## BEGIN Available records
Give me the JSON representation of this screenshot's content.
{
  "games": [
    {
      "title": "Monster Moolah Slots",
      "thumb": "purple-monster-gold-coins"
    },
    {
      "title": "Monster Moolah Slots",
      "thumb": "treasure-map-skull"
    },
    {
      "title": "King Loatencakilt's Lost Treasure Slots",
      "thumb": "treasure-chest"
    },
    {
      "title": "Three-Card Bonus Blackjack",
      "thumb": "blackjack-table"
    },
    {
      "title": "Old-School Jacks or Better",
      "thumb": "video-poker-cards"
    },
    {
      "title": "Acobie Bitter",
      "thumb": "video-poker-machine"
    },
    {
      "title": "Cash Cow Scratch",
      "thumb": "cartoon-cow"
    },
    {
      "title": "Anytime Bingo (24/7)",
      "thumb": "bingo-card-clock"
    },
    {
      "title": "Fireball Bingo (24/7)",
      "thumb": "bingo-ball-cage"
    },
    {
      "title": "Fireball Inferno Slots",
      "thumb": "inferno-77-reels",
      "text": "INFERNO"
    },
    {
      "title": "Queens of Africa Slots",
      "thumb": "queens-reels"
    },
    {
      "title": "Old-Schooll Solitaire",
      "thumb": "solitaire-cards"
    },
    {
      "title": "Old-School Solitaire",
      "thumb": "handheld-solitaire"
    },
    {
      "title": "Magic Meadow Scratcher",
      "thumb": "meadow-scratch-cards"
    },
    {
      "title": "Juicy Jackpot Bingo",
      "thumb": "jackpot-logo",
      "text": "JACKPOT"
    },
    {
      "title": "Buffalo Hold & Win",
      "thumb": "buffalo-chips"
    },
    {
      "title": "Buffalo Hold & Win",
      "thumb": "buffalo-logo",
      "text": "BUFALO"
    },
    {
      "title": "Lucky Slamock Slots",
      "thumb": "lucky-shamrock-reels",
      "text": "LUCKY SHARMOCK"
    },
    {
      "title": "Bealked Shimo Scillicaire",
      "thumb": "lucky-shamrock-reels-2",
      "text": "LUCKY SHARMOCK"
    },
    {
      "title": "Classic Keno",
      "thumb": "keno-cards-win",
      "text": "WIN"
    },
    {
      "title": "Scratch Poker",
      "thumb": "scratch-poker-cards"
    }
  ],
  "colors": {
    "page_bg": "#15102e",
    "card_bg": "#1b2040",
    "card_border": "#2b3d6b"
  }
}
## END Available records
Aim -> Take the entries above and transcribe them in full.

Solution for this problem ->
Give me the JSON representation of this screenshot's content.
{
  "games": [
    {
      "title": "Monster Moolah Slots",
      "thumb": "purple-monster-gold-coins"
    },
    {
      "title": "Monster Moolah Slots",
      "thumb": "treasure-map-skull"
    },
    {
      "title": "King Loatencakilt's Lost Treasure Slots",
      "thumb": "treasure-chest"
    },
    {
      "title": "Three-Card Bonus Blackjack",
      "thumb": "blackjack-table"
    },
    {
      "title": "Old-School Jacks or Better",
      "thumb": "video-poker-cards"
    },
    {
      "title": "Acobie Bitter",
      "thumb": "video-poker-machine"
    },
    {
      "title": "Cash Cow Scratch",
      "thumb": "cartoon-cow"
    },
    {
      "title": "Anytime Bingo (24/7)",
      "thumb": "bingo-card-clock"
    },
    {
      "title": "Fireball Bingo (24/7)",
      "thumb": "bingo-ball-cage"
    },
    {
      "title": "Fireball Inferno Slots",
      "thumb": "inferno-77-reels",
      "text": "INFERNO"
    },
    {
      "title": "Queens of Africa Slots",
      "thumb": "queens-reels"
    },
    {
      "title": "Old-Schooll Solitaire",
      "thumb": "solitaire-cards"
    },
    {
      "title": "Old-School Solitaire",
      "thumb": "handheld-solitaire"
    },
    {
      "title": "Magic Meadow Scratcher",
      "thumb": "meadow-scratch-cards"
    },
    {
      "title": "Juicy Jackpot Bingo",
      "thumb": "jackpot-logo",
      "text": "JACKPOT"
    },
    {
      "title": "Buffalo Hold & Win",
      "thumb": "buffalo-chips"
    },
    {
      "title": "Buffalo Hold & Win",
      "thumb": "buffalo-logo",
      "text": "BUFALO"
    },
    {
      "title": "Lucky Slamock Slots",
      "thumb": "lucky-shamrock-reels",
      "text": "LUCKY SHARMOCK"
    },
    {
      "title": "Bealked Shimo Scillicaire",
      "thumb": "lucky-shamrock-reels-2",
      "text": "LUCKY SHARMOCK"
    },
    {
      "title": "Classic Keno",
      "thumb": "keno-cards-win",
      "text": "WIN"
    },
    {
      "title": "Scratch Poker",
      "thumb": "scratch-poker-cards"
    }
  ],
  "colors": {
    "page_bg": "#15102e",
    "card_bg": "#1b2040",
    "card_border": "#2b3d6b"
  }
}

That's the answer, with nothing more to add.